* **Work to do**: Below are the records; copy each line in them that holds the word "alveus".

** Start of Available records **

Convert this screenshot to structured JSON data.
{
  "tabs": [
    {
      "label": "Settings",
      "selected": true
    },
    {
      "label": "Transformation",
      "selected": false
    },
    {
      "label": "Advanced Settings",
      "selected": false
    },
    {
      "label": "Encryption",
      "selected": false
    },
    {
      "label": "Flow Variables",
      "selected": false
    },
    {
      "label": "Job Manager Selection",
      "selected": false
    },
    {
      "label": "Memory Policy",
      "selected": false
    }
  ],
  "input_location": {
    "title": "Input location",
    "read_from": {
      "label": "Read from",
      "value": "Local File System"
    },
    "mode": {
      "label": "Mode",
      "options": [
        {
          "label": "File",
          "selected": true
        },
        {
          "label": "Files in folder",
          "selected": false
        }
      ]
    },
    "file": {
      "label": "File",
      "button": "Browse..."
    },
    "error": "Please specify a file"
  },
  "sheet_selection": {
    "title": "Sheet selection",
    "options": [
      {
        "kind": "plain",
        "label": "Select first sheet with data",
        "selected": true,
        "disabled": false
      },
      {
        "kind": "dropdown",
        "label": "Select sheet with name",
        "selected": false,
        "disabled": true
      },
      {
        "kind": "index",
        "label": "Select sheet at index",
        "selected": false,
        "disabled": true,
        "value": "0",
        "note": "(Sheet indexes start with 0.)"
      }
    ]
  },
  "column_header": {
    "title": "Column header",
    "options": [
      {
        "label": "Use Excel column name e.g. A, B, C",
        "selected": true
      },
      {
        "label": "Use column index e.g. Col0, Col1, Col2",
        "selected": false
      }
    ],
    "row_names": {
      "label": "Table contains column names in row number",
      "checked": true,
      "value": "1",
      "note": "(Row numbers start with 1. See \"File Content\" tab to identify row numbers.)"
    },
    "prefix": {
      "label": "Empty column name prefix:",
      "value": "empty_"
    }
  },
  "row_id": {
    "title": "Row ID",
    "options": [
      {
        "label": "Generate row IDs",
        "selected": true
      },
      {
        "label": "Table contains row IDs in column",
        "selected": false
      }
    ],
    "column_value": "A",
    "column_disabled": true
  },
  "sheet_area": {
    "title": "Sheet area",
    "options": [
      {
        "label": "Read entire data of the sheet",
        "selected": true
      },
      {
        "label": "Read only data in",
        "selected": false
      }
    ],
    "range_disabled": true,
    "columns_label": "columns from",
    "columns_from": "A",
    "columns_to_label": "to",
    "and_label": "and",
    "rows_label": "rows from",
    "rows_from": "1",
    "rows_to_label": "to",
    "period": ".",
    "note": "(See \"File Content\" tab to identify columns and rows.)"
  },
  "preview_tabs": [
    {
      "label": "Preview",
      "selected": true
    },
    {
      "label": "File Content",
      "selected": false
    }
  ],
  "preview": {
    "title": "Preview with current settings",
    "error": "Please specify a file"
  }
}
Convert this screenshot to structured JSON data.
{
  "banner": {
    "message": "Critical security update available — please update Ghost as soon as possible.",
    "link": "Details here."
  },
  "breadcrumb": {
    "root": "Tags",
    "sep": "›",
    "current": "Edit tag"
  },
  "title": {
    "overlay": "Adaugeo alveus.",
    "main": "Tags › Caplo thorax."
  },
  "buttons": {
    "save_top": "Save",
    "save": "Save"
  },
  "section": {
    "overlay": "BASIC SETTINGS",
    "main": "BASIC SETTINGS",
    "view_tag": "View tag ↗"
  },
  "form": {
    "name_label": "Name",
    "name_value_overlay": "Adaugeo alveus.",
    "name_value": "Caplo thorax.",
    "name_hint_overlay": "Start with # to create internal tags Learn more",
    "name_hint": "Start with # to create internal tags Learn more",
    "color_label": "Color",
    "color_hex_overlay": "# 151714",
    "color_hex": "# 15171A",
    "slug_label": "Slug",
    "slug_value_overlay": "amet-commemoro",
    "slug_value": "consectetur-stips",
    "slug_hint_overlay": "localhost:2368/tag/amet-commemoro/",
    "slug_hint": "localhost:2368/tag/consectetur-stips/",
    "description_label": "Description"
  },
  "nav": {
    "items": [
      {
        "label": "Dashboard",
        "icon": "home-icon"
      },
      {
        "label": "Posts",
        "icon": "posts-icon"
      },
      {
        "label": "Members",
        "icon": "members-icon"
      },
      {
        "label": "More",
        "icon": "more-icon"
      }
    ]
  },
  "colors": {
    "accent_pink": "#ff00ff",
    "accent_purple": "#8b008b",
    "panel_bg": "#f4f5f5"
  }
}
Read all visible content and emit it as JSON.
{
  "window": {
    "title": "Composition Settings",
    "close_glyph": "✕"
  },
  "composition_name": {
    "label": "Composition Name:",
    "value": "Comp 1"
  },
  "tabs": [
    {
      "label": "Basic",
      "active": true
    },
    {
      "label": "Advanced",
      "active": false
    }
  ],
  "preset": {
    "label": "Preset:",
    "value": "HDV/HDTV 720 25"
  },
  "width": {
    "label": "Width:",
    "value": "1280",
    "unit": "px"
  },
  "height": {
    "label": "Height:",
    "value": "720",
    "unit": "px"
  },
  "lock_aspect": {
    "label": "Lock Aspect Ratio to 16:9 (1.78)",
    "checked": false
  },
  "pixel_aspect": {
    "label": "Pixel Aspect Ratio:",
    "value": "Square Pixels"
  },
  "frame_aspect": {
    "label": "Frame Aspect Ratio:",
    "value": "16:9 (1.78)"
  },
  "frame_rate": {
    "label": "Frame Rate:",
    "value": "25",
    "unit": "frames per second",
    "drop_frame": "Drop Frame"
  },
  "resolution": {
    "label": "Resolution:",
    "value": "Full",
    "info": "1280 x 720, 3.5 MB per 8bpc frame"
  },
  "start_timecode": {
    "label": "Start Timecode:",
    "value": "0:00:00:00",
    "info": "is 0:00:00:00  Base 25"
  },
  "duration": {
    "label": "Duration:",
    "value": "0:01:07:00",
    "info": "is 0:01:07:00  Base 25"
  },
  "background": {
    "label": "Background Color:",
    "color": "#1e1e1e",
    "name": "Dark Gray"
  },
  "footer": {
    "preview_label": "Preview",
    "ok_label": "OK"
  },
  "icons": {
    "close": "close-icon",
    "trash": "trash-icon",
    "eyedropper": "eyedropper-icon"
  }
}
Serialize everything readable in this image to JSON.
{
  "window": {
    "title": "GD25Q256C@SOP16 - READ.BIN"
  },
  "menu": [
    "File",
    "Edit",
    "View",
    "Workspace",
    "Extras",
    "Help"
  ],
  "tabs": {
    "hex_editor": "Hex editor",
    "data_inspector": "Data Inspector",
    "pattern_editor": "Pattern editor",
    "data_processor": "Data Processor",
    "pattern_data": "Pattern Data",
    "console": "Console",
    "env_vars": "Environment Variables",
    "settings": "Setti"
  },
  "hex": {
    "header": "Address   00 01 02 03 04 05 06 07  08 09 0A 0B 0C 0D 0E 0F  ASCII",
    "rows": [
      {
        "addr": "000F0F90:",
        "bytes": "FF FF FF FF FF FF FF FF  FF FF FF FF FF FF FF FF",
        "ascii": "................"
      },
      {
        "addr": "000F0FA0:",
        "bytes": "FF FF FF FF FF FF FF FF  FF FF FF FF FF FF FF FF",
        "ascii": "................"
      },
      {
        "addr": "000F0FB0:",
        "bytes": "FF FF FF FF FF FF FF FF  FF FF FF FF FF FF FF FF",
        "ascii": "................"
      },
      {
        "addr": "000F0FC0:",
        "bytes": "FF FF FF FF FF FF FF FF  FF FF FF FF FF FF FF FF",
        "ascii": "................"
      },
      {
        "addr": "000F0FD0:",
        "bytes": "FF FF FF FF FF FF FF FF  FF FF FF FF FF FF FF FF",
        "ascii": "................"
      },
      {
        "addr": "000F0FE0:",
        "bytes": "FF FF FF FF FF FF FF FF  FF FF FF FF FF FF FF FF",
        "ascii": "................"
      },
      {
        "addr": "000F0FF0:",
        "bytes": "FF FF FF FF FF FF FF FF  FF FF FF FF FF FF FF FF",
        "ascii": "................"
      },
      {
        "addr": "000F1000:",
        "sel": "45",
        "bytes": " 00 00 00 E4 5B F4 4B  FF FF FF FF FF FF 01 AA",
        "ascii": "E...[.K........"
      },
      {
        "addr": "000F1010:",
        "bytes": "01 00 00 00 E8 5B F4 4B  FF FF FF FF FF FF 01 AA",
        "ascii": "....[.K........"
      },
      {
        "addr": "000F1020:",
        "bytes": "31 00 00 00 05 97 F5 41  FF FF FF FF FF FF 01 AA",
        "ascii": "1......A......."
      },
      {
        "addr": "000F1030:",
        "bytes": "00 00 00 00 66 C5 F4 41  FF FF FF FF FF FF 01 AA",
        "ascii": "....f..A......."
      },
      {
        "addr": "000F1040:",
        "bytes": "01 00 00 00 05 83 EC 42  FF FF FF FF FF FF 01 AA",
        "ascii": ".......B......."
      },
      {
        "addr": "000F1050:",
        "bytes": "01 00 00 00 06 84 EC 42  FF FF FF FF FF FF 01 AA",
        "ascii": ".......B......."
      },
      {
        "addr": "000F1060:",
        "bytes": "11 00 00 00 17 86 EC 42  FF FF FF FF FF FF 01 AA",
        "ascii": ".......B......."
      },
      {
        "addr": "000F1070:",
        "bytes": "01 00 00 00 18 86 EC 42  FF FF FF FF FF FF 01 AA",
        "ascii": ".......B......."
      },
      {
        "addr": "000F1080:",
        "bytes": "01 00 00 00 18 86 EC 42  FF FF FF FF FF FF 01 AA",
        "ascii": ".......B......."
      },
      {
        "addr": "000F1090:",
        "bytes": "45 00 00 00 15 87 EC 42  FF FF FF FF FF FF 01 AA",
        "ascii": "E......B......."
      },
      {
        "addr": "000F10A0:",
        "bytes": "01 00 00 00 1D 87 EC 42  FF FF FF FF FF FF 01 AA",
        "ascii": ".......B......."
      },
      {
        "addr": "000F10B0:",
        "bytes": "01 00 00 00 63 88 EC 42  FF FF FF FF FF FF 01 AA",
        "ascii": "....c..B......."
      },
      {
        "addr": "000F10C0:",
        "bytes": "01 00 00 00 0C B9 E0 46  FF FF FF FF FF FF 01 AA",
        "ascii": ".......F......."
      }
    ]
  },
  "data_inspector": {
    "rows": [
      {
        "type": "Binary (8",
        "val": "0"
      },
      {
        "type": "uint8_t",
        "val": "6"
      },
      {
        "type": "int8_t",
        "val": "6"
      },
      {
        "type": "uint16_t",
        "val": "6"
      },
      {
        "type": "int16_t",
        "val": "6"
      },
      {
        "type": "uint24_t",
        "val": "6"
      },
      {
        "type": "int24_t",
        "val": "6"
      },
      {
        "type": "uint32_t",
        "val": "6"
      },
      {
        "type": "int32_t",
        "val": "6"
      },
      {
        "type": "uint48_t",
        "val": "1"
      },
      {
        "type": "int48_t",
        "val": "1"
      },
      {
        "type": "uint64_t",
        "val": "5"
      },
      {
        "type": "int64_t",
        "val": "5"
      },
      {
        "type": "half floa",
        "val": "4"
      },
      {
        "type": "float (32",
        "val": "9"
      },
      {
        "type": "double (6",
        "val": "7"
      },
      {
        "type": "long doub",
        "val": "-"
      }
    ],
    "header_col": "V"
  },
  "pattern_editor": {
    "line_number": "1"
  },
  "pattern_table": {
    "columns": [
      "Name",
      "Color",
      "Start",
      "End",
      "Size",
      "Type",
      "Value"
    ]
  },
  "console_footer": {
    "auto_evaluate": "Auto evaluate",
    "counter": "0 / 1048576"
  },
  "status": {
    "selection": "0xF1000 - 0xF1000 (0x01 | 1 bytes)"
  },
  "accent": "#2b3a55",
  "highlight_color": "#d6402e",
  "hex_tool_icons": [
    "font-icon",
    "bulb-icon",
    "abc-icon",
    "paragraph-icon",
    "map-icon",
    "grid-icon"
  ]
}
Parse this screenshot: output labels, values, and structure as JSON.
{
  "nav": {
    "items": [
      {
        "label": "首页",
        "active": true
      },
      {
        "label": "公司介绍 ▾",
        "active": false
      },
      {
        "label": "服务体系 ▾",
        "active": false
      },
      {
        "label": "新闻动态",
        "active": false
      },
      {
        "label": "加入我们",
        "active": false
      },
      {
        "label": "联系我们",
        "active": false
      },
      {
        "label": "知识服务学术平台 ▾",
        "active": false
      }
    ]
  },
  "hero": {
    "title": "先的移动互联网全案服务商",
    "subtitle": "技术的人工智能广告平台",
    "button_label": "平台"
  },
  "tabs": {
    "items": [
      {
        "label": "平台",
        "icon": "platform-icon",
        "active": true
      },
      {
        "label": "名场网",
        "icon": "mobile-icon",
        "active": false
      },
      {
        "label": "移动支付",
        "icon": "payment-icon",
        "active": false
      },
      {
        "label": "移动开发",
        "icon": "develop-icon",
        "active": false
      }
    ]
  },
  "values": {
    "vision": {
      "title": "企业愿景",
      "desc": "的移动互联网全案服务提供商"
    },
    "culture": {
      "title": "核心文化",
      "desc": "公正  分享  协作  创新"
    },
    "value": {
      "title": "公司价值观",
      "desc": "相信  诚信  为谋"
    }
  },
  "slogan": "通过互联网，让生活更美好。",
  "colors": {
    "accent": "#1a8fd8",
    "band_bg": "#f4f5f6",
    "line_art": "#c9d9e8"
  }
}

** End of Available records **

* **Answer to this problem**:
    "overlay": "Adaugeo alveus.",
    "name_value_overlay": "Adaugeo alveus.",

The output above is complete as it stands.